*Set exercise*
Return all of the data exactly as written, without the pictures.

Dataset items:
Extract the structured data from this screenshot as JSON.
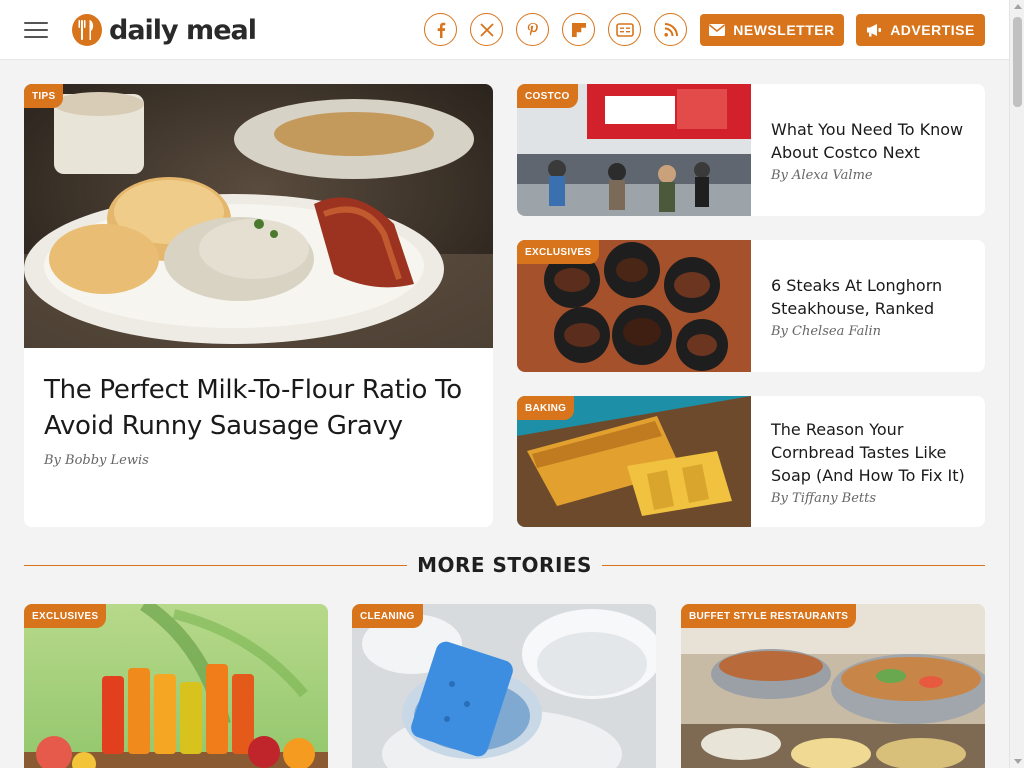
{
  "header": {
    "logo_text": "daily meal",
    "social": [
      {
        "name": "facebook"
      },
      {
        "name": "x-twitter"
      },
      {
        "name": "pinterest"
      },
      {
        "name": "flipboard"
      },
      {
        "name": "google-news"
      },
      {
        "name": "rss"
      }
    ],
    "newsletter_label": "NEWSLETTER",
    "advertise_label": "ADVERTISE"
  },
  "colors": {
    "accent": "#d8741c",
    "background": "#f3f3f3",
    "card": "#ffffff"
  },
  "featured": {
    "tag": "TIPS",
    "title": "The Perfect Milk-To-Flour Ratio To Avoid Runny Sausage Gravy",
    "author": "By Bobby Lewis"
  },
  "side_articles": [
    {
      "tag": "COSTCO",
      "title": "What You Need To Know About Costco Next",
      "author": "By Alexa Valme"
    },
    {
      "tag": "EXCLUSIVES",
      "title": "6 Steaks At Longhorn Steakhouse, Ranked",
      "author": "By Chelsea Falin"
    },
    {
      "tag": "BAKING",
      "title": "The Reason Your Cornbread Tastes Like Soap (And How To Fix It)",
      "author": "By Tiffany Betts"
    }
  ],
  "more_stories": {
    "heading": "MORE STORIES",
    "items": [
      {
        "tag": "EXCLUSIVES"
      },
      {
        "tag": "CLEANING"
      },
      {
        "tag": "BUFFET STYLE RESTAURANTS"
      }
    ]
  }
}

*Result of the exercise*
Extract the structured data from this screenshot as JSON.
{
  "header": {
    "logo_text": "daily meal",
    "social": [
      {
        "name": "facebook"
      },
      {
        "name": "x-twitter"
      },
      {
        "name": "pinterest"
      },
      {
        "name": "flipboard"
      },
      {
        "name": "google-news"
      },
      {
        "name": "rss"
      }
    ],
    "newsletter_label": "NEWSLETTER",
    "advertise_label": "ADVERTISE"
  },
  "colors": {
    "accent": "#d8741c",
    "background": "#f3f3f3",
    "card": "#ffffff"
  },
  "featured": {
    "tag": "TIPS",
    "title": "The Perfect Milk-To-Flour Ratio To Avoid Runny Sausage Gravy",
    "author": "By Bobby Lewis"
  },
  "side_articles": [
    {
      "tag": "COSTCO",
      "title": "What You Need To Know About Costco Next",
      "author": "By Alexa Valme"
    },
    {
      "tag": "EXCLUSIVES",
      "title": "6 Steaks At Longhorn Steakhouse, Ranked",
      "author": "By Chelsea Falin"
    },
    {
      "tag": "BAKING",
      "title": "The Reason Your Cornbread Tastes Like Soap (And How To Fix It)",
      "author": "By Tiffany Betts"
    }
  ],
  "more_stories": {
    "heading": "MORE STORIES",
    "items": [
      {
        "tag": "EXCLUSIVES"
      },
      {
        "tag": "CLEANING"
      },
      {
        "tag": "BUFFET STYLE RESTAURANTS"
      }
    ]
  }
}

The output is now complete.